» **Work instructions**:
**1.** In the passage on division, translate this sentence into French: "I can drift from one extreme to another."
**2.** According to the passage on division, what is the name of the ancient Chinese story it recounts?
**3.** Reproduce everything in the passage on division from "The name of" down to "available to us.".

» **Text under study**:
════════

I, myself, disliking any sort of confrontation, have those inclinations; however, they are often followed by the opposite, a passionate drive to get involved, to fix things, somehow, to resolve all the division, to get on with saving the planet and improving the lives of, well, of everyone around me. I can drift from one extreme to another. I am often divided, being of two minds about it all.
An ancient fanciful Chinese story speaks to this. It seems, in the story, that a young woman’s parents arranged her marriage, but it was not with the young man she was in love with. So the young woman and her young man slipped away secretly in the night, rowing a boat across the wide lake under the moonlight, and later made their way to another place, far away, where they created their own happy life, had children, etc. But the woman always remembered her parents and that childhood home, and her previous life, and she was always still troubled by the way things had happened back then. So finally, her husband, seeing her distress though she tried to hide it, said, “Listen, it’s been a long time, and things have changed, so let us make a journey back there, see your parents, perhaps then you will feel better.” And they did. And here’s what happened. When they arrived at the woman’s childhood home, the aging parents came out to meet them, but the parents seemed stunned and confused and refused to believe that the woman standing there was their own daughter. To explain why they were so convinced, the old people led the younger couple into what had been the young girl’s bedroom, and there, lying on the bed, covered with beautiful coverings, apparently sleeping, was…the very young girl herself, the daughter, just as she had been the day before she ran away from home. She had been lying there ever since, with no outward awareness, but there, alive, just the same. There were the two of them, the one lying on the bed and the one standing at the doorway of the room, both the same person, but different. After the initial surprise, the woman in the doorway came into the room and reached out to the one lying there on the bed, and that one on the bed slowly arose, and they embraced, and they were then joined into one now whole being, and, of course, everyone rejoiced.
The name of that story is “The Divided Daughter.” How many of us are divided, some psychological part of us, say, still caught, back there somewhere in our past. We may be going on, seemingly ok, even happy, but we can remain split. We may have to journey back, inwardly, to that old place, that old history, that old attitude, whatever, to see it for how it is, how it is stuck, unmoving, and we may have to recognize it somehow, to take it into account, if we are to heal the divisions within ourselves, to become whole.
The same may be said, I think, for our culture, with all its current divisions, divisions that involve many old attitudes, old history that still needs to be brought into the light of consciousness, into today’s changed circumstances, as we work out whatever newness of life may be available to us.

════════

» **Supplied entries**:

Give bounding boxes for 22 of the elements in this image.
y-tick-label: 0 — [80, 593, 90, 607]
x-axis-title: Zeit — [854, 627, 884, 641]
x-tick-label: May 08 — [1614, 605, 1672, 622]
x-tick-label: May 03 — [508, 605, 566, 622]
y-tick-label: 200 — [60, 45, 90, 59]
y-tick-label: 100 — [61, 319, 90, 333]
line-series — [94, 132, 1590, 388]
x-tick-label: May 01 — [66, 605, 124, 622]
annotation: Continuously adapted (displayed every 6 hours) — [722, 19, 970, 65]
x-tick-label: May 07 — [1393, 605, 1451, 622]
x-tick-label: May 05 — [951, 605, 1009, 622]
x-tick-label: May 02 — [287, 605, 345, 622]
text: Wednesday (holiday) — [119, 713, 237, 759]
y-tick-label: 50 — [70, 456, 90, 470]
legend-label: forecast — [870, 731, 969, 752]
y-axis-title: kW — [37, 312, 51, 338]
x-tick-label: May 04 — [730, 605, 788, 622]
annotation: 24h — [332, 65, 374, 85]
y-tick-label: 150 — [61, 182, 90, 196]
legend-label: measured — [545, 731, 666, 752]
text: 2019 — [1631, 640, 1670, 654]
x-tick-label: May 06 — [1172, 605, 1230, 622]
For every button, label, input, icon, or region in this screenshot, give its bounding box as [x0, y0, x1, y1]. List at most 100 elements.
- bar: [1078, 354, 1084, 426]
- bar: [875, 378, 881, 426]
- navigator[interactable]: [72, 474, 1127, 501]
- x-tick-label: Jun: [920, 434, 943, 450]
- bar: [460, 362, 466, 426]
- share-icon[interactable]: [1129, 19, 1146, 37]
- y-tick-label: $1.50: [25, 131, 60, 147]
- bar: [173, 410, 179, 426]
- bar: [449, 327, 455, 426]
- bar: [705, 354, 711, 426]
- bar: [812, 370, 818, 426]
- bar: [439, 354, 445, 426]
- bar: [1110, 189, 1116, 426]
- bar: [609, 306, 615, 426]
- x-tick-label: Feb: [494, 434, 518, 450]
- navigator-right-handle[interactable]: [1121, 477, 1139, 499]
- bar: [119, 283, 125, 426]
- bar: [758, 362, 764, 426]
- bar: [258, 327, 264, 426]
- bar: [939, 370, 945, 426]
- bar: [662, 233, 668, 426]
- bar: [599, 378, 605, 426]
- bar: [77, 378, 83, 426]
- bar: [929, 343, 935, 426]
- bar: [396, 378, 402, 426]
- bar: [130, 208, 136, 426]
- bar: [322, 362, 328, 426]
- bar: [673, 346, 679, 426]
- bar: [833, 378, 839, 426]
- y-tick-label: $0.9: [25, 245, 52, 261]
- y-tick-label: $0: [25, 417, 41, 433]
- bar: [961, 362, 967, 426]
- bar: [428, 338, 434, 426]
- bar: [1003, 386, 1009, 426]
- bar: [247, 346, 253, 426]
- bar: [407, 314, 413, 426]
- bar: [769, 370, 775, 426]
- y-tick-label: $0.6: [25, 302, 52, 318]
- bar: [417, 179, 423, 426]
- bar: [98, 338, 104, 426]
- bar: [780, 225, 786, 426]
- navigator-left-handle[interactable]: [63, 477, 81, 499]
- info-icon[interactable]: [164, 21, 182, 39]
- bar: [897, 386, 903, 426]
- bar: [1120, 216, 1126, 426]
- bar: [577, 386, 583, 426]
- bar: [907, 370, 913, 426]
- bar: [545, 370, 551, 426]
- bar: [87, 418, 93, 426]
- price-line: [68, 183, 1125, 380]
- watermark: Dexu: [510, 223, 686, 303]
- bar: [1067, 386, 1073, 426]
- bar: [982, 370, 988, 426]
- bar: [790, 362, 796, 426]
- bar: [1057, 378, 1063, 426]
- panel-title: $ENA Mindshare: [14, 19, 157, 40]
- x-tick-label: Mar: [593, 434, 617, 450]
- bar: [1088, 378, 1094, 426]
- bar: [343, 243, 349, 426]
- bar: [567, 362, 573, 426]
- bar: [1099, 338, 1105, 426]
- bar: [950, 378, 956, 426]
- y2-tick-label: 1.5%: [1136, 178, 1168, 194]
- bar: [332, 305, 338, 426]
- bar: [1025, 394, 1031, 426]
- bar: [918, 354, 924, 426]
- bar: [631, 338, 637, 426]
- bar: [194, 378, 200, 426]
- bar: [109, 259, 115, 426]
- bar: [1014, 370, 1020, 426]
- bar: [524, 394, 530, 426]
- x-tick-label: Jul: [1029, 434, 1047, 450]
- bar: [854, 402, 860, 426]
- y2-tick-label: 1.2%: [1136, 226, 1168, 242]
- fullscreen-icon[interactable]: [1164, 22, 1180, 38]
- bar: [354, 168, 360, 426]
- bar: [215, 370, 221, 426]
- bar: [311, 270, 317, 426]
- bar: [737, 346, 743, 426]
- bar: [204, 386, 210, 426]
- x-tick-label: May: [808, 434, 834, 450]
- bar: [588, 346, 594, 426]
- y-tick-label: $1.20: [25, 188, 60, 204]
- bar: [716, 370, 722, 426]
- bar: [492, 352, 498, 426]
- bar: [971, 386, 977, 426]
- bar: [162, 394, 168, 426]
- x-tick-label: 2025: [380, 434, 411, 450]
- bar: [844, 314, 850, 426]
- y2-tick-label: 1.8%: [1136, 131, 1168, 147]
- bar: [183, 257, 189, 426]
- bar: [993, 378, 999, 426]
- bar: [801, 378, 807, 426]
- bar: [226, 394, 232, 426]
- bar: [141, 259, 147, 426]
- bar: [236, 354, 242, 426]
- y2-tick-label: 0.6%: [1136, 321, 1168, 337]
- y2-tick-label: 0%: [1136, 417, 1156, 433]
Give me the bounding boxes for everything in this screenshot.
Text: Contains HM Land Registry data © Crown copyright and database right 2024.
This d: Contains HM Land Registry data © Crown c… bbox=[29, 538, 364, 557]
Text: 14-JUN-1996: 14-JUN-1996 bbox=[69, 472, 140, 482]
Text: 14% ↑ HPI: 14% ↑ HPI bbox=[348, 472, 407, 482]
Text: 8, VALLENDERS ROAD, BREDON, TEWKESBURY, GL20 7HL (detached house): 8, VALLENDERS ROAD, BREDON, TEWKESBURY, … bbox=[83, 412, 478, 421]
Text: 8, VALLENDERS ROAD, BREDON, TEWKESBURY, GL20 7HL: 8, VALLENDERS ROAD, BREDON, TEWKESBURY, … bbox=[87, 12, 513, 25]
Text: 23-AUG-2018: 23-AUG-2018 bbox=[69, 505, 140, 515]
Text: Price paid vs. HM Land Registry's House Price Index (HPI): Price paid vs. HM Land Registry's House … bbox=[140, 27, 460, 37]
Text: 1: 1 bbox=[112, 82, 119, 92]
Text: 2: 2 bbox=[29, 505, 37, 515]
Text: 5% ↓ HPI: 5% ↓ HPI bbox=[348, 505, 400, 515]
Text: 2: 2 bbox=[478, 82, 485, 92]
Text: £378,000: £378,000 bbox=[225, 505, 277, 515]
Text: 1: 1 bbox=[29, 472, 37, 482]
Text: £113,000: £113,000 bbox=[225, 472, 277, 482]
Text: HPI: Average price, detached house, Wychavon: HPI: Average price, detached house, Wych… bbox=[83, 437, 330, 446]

════════

» **Responses to the exercise**:
**1.** Je peux passer d'un extrême à l'autre.

**2.** "The Divided Daughter."

**3.**
The name of that story is “The Divided Daughter.” How many of us are divided, some psychological part of us, say, still caught, back there somewhere in our past. We may be going on, seemingly ok, even happy, but we can remain split. We may have to journey back, inwardly, to that old place, that old history, that old attitude, whatever, to see it for how it is, how it is stuck, unmoving, and we may have to recognize it somehow, to take it into account, if we are to heal the divisions within ourselves, to become whole.
The same may be said, I think, for our culture, with all its current divisions, divisions that involve many old attitudes, old history that still needs to be brought into the light of consciousness, into today’s changed circumstances, as we work out whatever newness of life may be available to us.